Problem requirements - Repeat the material below word for word and leave out all pictures.

## start

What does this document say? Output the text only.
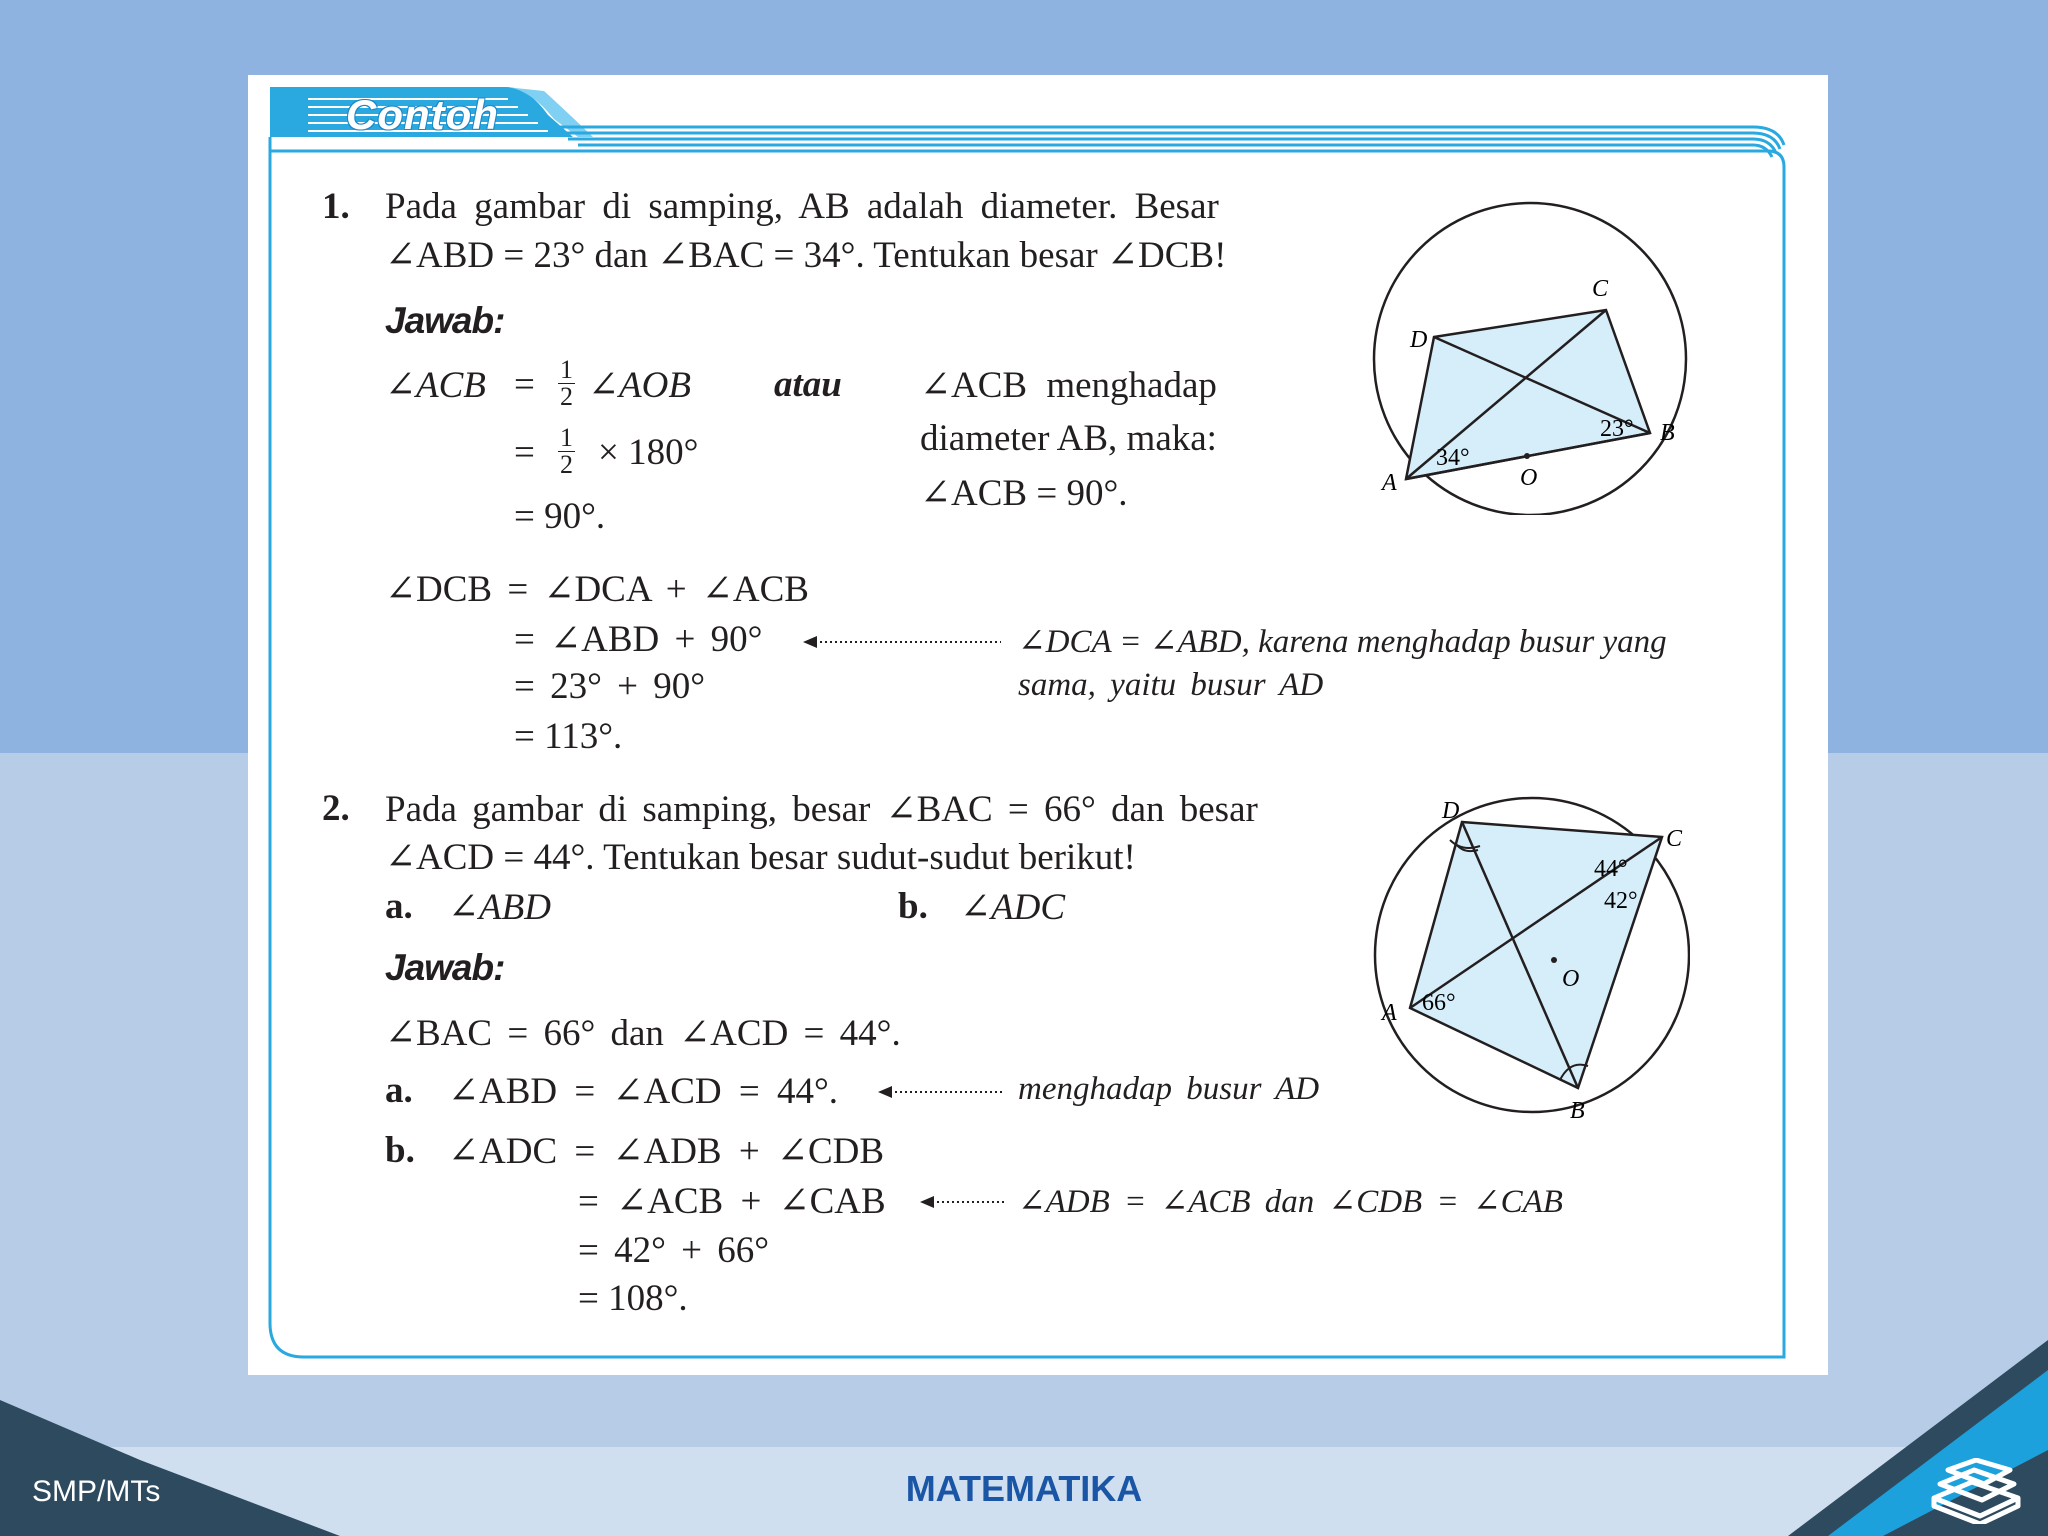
SMP/MTs	MATEMATIKA
Contoh
1. Pada gambar di samping, AB adalah diameter. Besar
∠ABD = 23° dan ∠BAC = 34°. Tentukan besar ∠DCB!
Jawab:
∠ACB = $\frac{1}{2}$ ∠AOB atau
= $\frac{1}{2} \times 180^\circ$
= 90°.
∠ACB menghadap
diameter AB, maka:
∠ACB = 90°.
∠DCB = ∠DCA + ∠ACB
= ∠ABD + 90°
= 23° + 90°
= 113°.
∠DCA = ∠ABD, karena menghadap busur yang
sama, yaitu busur AD
C
D
B
A	O
23°
34°
2. Pada gambar di samping, besar ∠BAC = 66° dan besar
∠ACD = 44°. Tentukan besar sudut-sudut berikut!
a. ∠ABD	b. ∠ADC
Jawab:
∠BAC = 66° dan ∠ACD = 44°.
a. ∠ABD = ∠ACD = 44°.	menghadap busur AD
b. ∠ADC = ∠ADB + ∠CDB
= ∠ACB + ∠CAB
= 42° + 66°
= 108°.
∠ADB = ∠ACB dan ∠CDB = ∠CAB
D
C
A
B
O
44°
42°
66°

## end

Output for this exercise -
What does this document say? Output the text only.
SMP/MTs	MATEMATIKA
Contoh
1. Pada gambar di samping, AB adalah diameter. Besar
∠ABD = 23° dan ∠BAC = 34°. Tentukan besar ∠DCB!
Jawab:
∠ACB = $\frac{1}{2}$ ∠AOB atau
= $\frac{1}{2} \times 180^\circ$
= 90°.
∠ACB menghadap
diameter AB, maka:
∠ACB = 90°.
∠DCB = ∠DCA + ∠ACB
= ∠ABD + 90°
= 23° + 90°
= 113°.
∠DCA = ∠ABD, karena menghadap busur yang
sama, yaitu busur AD
C
D
B
A	O
23°
34°
2. Pada gambar di samping, besar ∠BAC = 66° dan besar
∠ACD = 44°. Tentukan besar sudut-sudut berikut!
a. ∠ABD	b. ∠ADC
Jawab:
∠BAC = 66° dan ∠ACD = 44°.
a. ∠ABD = ∠ACD = 44°.	menghadap busur AD
b. ∠ADC = ∠ADB + ∠CDB
= ∠ACB + ∠CAB
= 42° + 66°
= 108°.
∠ADB = ∠ACB dan ∠CDB = ∠CAB
D
C
A
B
O
44°
42°
66°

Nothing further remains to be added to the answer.